Description of the task
Extract every line of the material that holds the string "days".

Given data
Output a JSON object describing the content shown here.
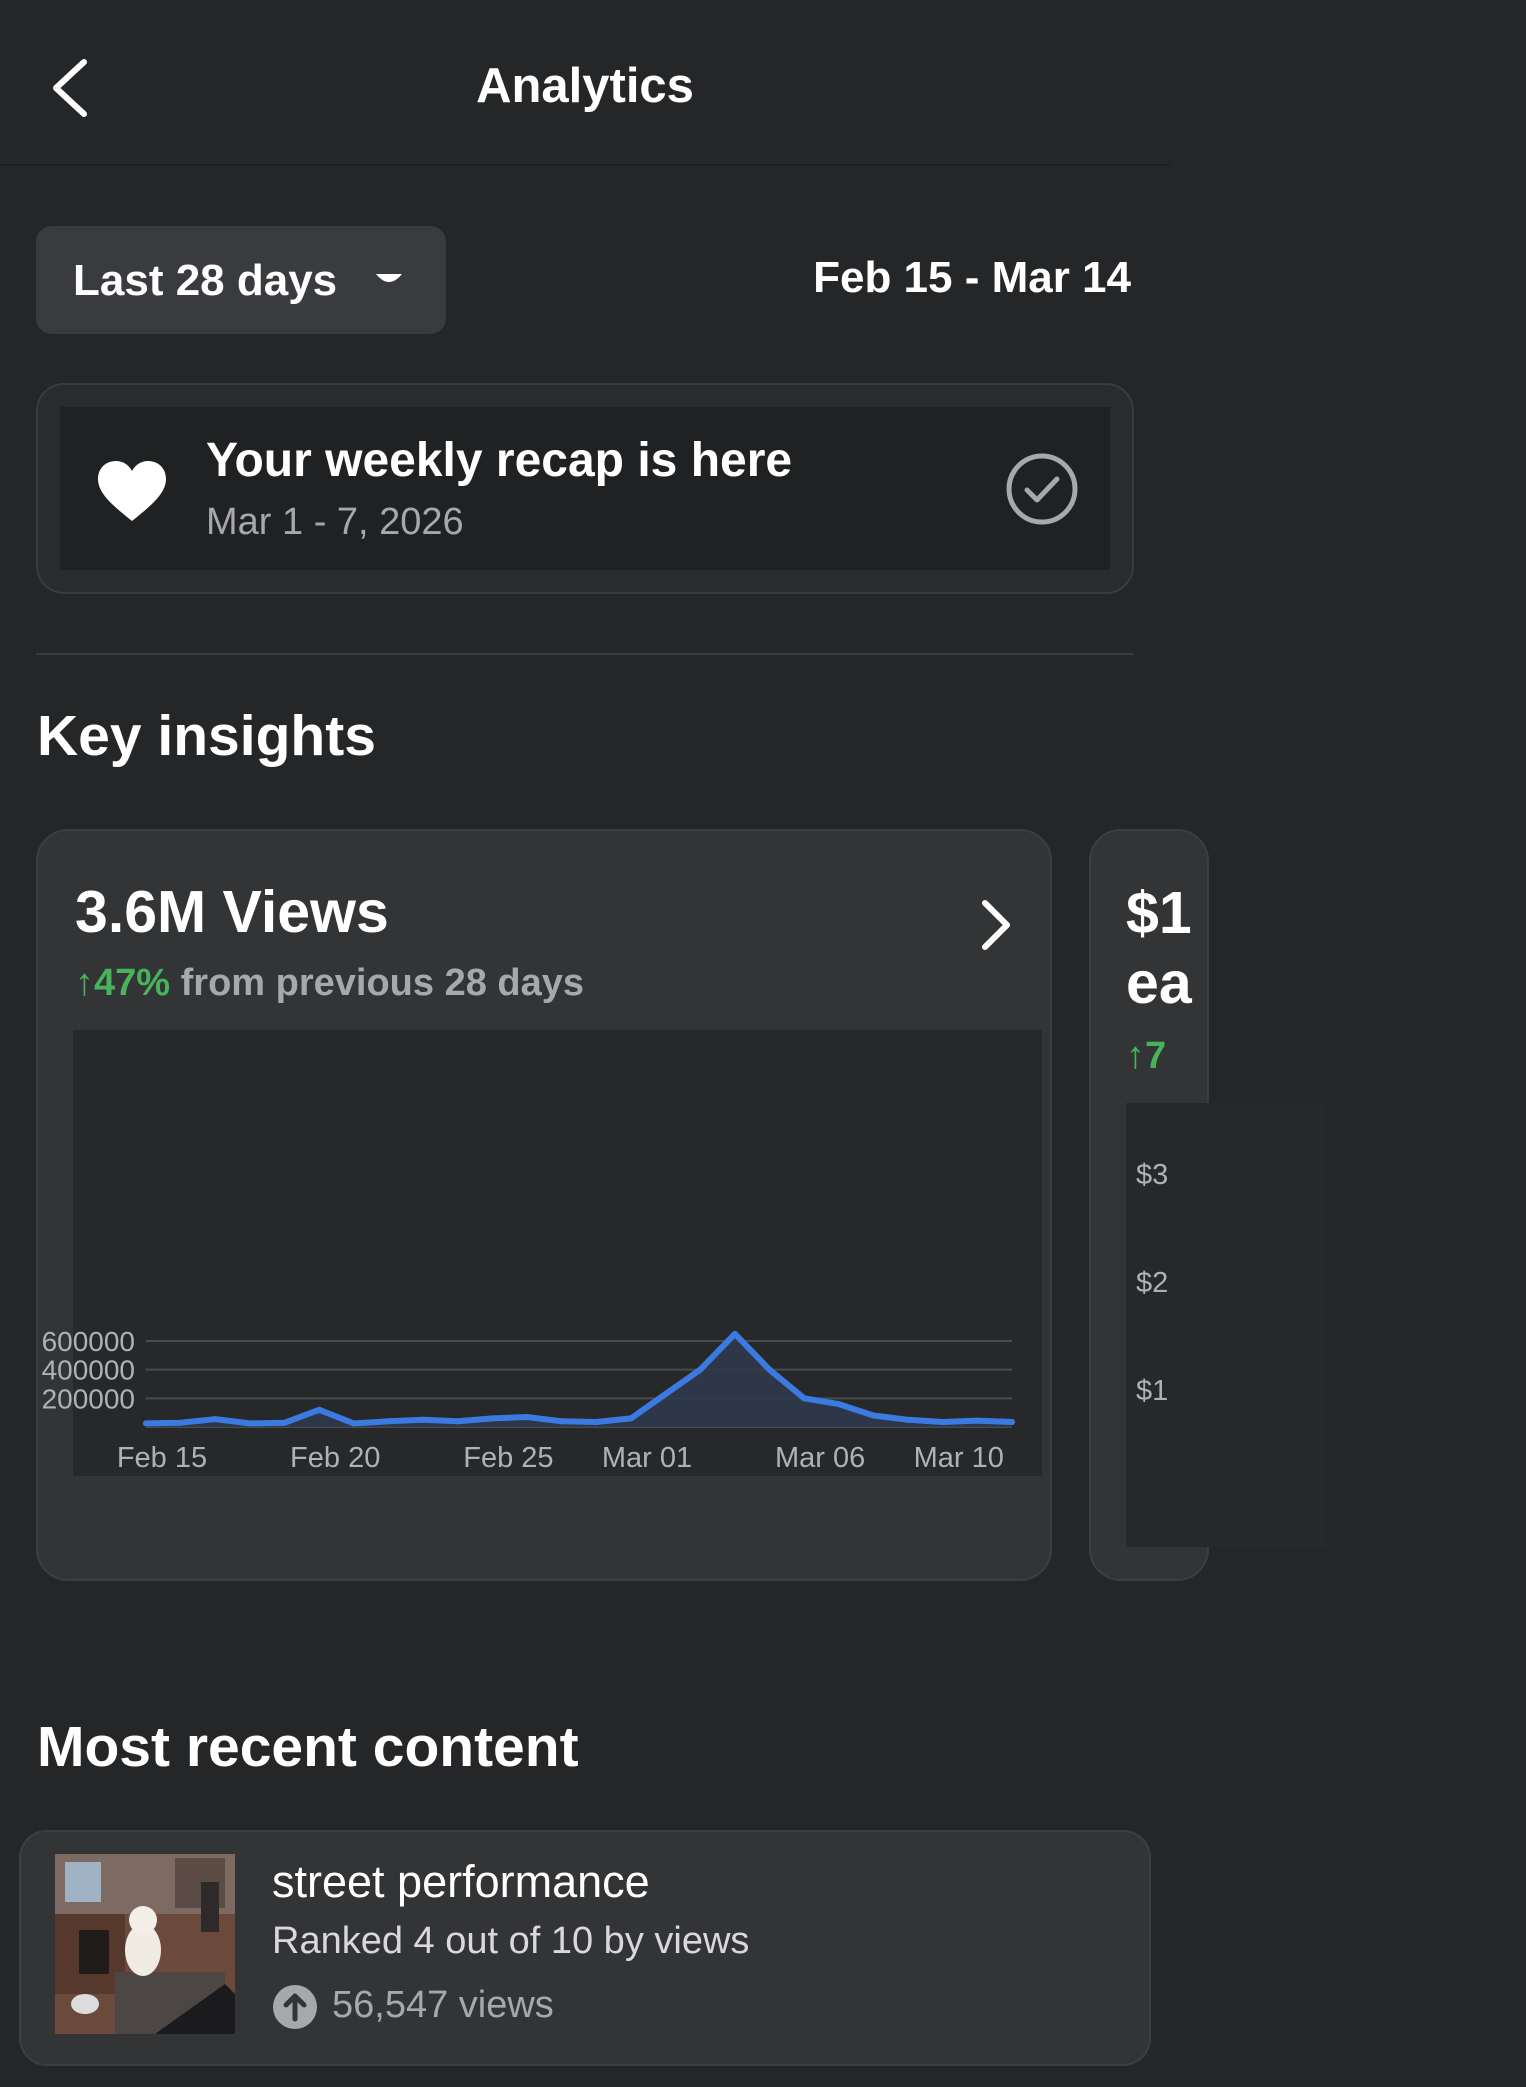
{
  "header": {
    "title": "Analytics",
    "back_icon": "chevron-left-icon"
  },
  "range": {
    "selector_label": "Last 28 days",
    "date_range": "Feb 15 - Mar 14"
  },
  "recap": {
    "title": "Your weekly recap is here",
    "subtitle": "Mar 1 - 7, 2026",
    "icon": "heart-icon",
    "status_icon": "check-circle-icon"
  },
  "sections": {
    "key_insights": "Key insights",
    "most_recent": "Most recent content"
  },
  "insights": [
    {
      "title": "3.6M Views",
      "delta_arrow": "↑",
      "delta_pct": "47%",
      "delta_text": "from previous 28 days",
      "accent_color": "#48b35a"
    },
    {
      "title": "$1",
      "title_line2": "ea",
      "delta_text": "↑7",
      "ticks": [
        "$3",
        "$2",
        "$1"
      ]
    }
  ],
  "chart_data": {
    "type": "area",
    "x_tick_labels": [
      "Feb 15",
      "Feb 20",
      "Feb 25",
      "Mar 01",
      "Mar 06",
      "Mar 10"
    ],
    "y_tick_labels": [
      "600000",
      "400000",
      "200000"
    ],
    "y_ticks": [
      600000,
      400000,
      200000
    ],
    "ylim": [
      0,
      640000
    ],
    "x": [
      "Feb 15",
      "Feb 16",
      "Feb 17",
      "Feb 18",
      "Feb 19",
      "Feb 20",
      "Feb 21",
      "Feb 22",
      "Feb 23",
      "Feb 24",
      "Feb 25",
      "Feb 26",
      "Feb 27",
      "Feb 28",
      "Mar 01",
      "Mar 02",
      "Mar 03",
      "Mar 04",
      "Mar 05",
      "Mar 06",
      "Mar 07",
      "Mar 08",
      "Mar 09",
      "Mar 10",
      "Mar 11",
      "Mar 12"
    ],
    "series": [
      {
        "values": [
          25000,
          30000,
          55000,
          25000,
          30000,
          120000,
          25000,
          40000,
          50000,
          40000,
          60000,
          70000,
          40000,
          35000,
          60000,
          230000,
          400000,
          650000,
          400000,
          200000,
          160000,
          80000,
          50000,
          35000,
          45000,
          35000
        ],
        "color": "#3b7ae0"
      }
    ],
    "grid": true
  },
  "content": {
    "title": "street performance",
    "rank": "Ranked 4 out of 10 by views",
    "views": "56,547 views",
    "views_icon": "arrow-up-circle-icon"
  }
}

Solution to this exercise
    "selector_label": "Last 28 days",
      "delta_text": "from previous 28 days",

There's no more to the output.